Set task: Locate every line in the material below that has the word "icon". Copy each of those lines.

Record extracts:
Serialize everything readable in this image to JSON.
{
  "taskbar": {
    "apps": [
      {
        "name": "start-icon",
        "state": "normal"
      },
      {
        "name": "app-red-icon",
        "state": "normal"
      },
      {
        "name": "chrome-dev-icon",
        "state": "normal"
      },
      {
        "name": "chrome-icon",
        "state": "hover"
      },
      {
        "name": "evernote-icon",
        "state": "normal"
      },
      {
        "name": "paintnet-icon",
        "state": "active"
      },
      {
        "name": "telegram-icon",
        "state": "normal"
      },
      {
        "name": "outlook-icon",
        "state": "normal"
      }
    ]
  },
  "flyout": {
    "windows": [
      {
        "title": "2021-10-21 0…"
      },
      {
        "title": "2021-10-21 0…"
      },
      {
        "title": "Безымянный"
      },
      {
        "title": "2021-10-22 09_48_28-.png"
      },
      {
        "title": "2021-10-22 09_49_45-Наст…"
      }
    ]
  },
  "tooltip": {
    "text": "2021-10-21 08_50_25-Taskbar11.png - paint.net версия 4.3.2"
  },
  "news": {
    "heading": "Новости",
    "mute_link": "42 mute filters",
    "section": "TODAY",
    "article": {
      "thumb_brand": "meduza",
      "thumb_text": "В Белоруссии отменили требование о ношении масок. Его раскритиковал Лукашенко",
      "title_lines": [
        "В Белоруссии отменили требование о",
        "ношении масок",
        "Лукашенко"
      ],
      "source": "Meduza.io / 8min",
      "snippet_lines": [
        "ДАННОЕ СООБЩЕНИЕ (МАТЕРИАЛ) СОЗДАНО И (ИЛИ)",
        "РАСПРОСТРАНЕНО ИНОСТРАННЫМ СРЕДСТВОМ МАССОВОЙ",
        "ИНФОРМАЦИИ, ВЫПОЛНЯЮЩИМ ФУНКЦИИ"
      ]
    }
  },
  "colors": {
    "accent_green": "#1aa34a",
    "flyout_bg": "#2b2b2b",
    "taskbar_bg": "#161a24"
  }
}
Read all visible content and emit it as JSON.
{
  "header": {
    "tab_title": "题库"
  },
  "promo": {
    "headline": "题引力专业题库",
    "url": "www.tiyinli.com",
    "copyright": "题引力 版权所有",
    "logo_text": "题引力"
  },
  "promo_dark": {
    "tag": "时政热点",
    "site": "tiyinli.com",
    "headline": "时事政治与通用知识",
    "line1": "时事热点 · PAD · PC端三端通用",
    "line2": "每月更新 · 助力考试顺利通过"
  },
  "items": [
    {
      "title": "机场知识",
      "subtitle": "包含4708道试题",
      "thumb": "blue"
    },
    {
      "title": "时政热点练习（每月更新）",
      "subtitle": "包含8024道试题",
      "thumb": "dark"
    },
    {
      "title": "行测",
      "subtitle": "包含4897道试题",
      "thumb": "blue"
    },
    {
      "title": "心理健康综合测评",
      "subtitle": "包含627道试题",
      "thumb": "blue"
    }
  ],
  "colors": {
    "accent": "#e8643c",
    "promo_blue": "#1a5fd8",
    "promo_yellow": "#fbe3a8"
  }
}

The answer:
        "name": "start-icon",
        "name": "app-red-icon",
        "name": "chrome-dev-icon",
        "name": "chrome-icon",
        "name": "evernote-icon",
        "name": "paintnet-icon",
        "name": "telegram-icon",
        "name": "outlook-icon",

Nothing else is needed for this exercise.